Return all lines in the material below that contain "name".

[Figure data in JSON]
<<<<

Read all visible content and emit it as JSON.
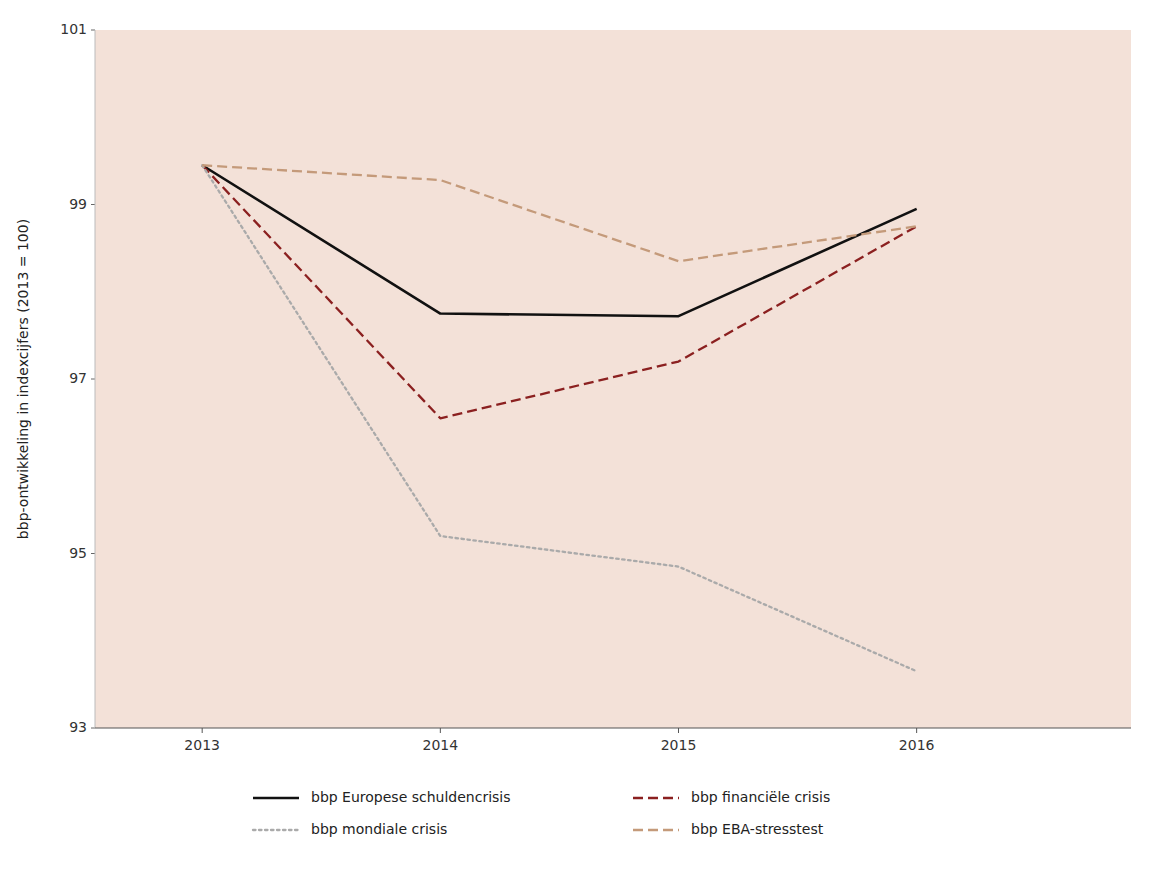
{
  "chart_data": {
    "type": "line",
    "y_label": "bbp-ontwikkeling in indexcijfers (2013 = 100)",
    "x": [
      2013,
      2014,
      2015,
      2016
    ],
    "series": [
      {
        "name": "bbp Europese schuldencrisis",
        "color": "#111111",
        "line_style": "solid",
        "values": [
          99.45,
          97.75,
          97.72,
          98.95
        ]
      },
      {
        "name": "bbp financiële crisis",
        "color": "#8B2020",
        "line_style": "dashed",
        "values": [
          99.45,
          96.55,
          97.2,
          98.75
        ]
      },
      {
        "name": "bbp mondiale crisis",
        "color": "#AAAAAA",
        "line_style": "dotted",
        "values": [
          99.45,
          95.2,
          94.85,
          93.65
        ]
      },
      {
        "name": "bbp EBA-stresstest",
        "color": "#C49A7A",
        "line_style": "dashed",
        "values": [
          99.45,
          99.28,
          98.35,
          98.75
        ]
      }
    ],
    "xlim": [
      2012.55,
      2016.9
    ],
    "xticks": [
      2013,
      2014,
      2015,
      2016
    ],
    "ylim": [
      93,
      101
    ],
    "yticks": [
      93,
      95,
      97,
      99,
      101
    ],
    "grid": false,
    "legend": "bottom"
  }
}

>>>>

Finished exercise -
        "name": "bbp Europese schuldencrisis",
        "name": "bbp financiële crisis",
        "name": "bbp mondiale crisis",
        "name": "bbp EBA-stresstest",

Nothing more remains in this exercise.